Repeat the material in full. Keep every line exactly as it is.

┄┄┄┄┄┄

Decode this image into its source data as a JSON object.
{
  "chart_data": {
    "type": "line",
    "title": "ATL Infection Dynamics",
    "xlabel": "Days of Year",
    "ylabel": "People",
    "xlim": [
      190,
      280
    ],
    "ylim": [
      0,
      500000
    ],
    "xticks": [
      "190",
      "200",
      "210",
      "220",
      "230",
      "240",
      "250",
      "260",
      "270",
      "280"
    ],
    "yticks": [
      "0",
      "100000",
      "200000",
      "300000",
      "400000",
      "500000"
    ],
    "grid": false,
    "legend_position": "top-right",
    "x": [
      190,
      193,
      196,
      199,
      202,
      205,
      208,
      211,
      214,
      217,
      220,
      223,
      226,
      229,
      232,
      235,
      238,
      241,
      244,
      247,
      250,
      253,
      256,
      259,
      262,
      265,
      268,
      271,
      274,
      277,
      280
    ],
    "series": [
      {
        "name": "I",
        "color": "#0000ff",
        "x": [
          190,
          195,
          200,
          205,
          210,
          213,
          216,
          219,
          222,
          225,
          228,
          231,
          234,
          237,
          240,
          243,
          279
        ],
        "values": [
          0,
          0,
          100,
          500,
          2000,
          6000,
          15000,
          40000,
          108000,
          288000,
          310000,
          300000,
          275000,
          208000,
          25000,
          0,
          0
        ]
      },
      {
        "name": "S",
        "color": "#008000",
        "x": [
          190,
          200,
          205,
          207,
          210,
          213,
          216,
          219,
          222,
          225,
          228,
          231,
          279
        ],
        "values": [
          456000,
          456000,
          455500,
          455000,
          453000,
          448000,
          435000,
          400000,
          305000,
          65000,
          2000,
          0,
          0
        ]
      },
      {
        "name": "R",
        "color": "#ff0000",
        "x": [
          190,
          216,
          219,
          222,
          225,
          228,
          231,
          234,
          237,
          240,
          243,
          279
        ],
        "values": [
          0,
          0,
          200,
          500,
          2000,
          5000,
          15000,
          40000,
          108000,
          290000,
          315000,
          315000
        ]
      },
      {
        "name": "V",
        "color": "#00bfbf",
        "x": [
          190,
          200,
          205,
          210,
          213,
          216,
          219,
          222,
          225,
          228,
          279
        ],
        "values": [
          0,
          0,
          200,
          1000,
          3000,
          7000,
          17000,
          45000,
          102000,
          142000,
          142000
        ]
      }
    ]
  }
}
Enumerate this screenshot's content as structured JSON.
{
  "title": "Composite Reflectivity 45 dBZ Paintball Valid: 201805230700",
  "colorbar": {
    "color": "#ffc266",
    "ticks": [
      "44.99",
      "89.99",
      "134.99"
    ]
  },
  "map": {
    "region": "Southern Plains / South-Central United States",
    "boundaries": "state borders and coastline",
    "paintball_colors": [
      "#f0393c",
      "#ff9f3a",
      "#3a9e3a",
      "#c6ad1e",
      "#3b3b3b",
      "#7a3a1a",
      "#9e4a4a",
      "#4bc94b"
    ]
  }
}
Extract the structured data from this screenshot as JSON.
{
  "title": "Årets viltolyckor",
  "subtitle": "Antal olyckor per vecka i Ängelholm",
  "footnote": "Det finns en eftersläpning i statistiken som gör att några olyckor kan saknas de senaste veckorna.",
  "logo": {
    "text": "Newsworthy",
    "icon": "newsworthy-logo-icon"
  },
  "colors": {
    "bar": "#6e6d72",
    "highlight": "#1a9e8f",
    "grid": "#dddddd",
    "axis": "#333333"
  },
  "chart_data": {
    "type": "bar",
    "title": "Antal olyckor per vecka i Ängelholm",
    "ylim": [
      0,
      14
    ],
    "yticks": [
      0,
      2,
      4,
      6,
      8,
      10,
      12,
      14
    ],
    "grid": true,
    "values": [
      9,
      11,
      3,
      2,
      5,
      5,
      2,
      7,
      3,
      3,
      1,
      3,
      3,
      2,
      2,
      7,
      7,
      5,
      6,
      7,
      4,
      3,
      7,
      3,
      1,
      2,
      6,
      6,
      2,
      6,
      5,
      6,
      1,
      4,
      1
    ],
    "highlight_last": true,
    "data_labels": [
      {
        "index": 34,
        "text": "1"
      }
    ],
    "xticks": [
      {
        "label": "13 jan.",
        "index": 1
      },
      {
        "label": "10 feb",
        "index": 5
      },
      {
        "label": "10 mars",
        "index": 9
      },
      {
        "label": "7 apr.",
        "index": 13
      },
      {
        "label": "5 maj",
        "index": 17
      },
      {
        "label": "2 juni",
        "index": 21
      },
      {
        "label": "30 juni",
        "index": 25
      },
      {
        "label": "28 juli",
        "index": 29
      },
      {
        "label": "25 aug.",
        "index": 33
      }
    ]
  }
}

┄┄┄┄┄┄

RESULT OF THIS TASK |
Decode this image into its source data as a JSON object.
{
  "chart_data": {
    "type": "line",
    "title": "ATL Infection Dynamics",
    "xlabel": "Days of Year",
    "ylabel": "People",
    "xlim": [
      190,
      280
    ],
    "ylim": [
      0,
      500000
    ],
    "xticks": [
      "190",
      "200",
      "210",
      "220",
      "230",
      "240",
      "250",
      "260",
      "270",
      "280"
    ],
    "yticks": [
      "0",
      "100000",
      "200000",
      "300000",
      "400000",
      "500000"
    ],
    "grid": false,
    "legend_position": "top-right",
    "x": [
      190,
      193,
      196,
      199,
      202,
      205,
      208,
      211,
      214,
      217,
      220,
      223,
      226,
      229,
      232,
      235,
      238,
      241,
      244,
      247,
      250,
      253,
      256,
      259,
      262,
      265,
      268,
      271,
      274,
      277,
      280
    ],
    "series": [
      {
        "name": "I",
        "color": "#0000ff",
        "x": [
          190,
          195,
          200,
          205,
          210,
          213,
          216,
          219,
          222,
          225,
          228,
          231,
          234,
          237,
          240,
          243,
          279
        ],
        "values": [
          0,
          0,
          100,
          500,
          2000,
          6000,
          15000,
          40000,
          108000,
          288000,
          310000,
          300000,
          275000,
          208000,
          25000,
          0,
          0
        ]
      },
      {
        "name": "S",
        "color": "#008000",
        "x": [
          190,
          200,
          205,
          207,
          210,
          213,
          216,
          219,
          222,
          225,
          228,
          231,
          279
        ],
        "values": [
          456000,
          456000,
          455500,
          455000,
          453000,
          448000,
          435000,
          400000,
          305000,
          65000,
          2000,
          0,
          0
        ]
      },
      {
        "name": "R",
        "color": "#ff0000",
        "x": [
          190,
          216,
          219,
          222,
          225,
          228,
          231,
          234,
          237,
          240,
          243,
          279
        ],
        "values": [
          0,
          0,
          200,
          500,
          2000,
          5000,
          15000,
          40000,
          108000,
          290000,
          315000,
          315000
        ]
      },
      {
        "name": "V",
        "color": "#00bfbf",
        "x": [
          190,
          200,
          205,
          210,
          213,
          216,
          219,
          222,
          225,
          228,
          279
        ],
        "values": [
          0,
          0,
          200,
          1000,
          3000,
          7000,
          17000,
          45000,
          102000,
          142000,
          142000
        ]
      }
    ]
  }
}
Enumerate this screenshot's content as structured JSON.
{
  "title": "Composite Reflectivity 45 dBZ Paintball Valid: 201805230700",
  "colorbar": {
    "color": "#ffc266",
    "ticks": [
      "44.99",
      "89.99",
      "134.99"
    ]
  },
  "map": {
    "region": "Southern Plains / South-Central United States",
    "boundaries": "state borders and coastline",
    "paintball_colors": [
      "#f0393c",
      "#ff9f3a",
      "#3a9e3a",
      "#c6ad1e",
      "#3b3b3b",
      "#7a3a1a",
      "#9e4a4a",
      "#4bc94b"
    ]
  }
}
Extract the structured data from this screenshot as JSON.
{
  "title": "Årets viltolyckor",
  "subtitle": "Antal olyckor per vecka i Ängelholm",
  "footnote": "Det finns en eftersläpning i statistiken som gör att några olyckor kan saknas de senaste veckorna.",
  "logo": {
    "text": "Newsworthy",
    "icon": "newsworthy-logo-icon"
  },
  "colors": {
    "bar": "#6e6d72",
    "highlight": "#1a9e8f",
    "grid": "#dddddd",
    "axis": "#333333"
  },
  "chart_data": {
    "type": "bar",
    "title": "Antal olyckor per vecka i Ängelholm",
    "ylim": [
      0,
      14
    ],
    "yticks": [
      0,
      2,
      4,
      6,
      8,
      10,
      12,
      14
    ],
    "grid": true,
    "values": [
      9,
      11,
      3,
      2,
      5,
      5,
      2,
      7,
      3,
      3,
      1,
      3,
      3,
      2,
      2,
      7,
      7,
      5,
      6,
      7,
      4,
      3,
      7,
      3,
      1,
      2,
      6,
      6,
      2,
      6,
      5,
      6,
      1,
      4,
      1
    ],
    "highlight_last": true,
    "data_labels": [
      {
        "index": 34,
        "text": "1"
      }
    ],
    "xticks": [
      {
        "label": "13 jan.",
        "index": 1
      },
      {
        "label": "10 feb",
        "index": 5
      },
      {
        "label": "10 mars",
        "index": 9
      },
      {
        "label": "7 apr.",
        "index": 13
      },
      {
        "label": "5 maj",
        "index": 17
      },
      {
        "label": "2 juni",
        "index": 21
      },
      {
        "label": "30 juni",
        "index": 25
      },
      {
        "label": "28 juli",
        "index": 29
      },
      {
        "label": "25 aug.",
        "index": 33
      }
    ]
  }
}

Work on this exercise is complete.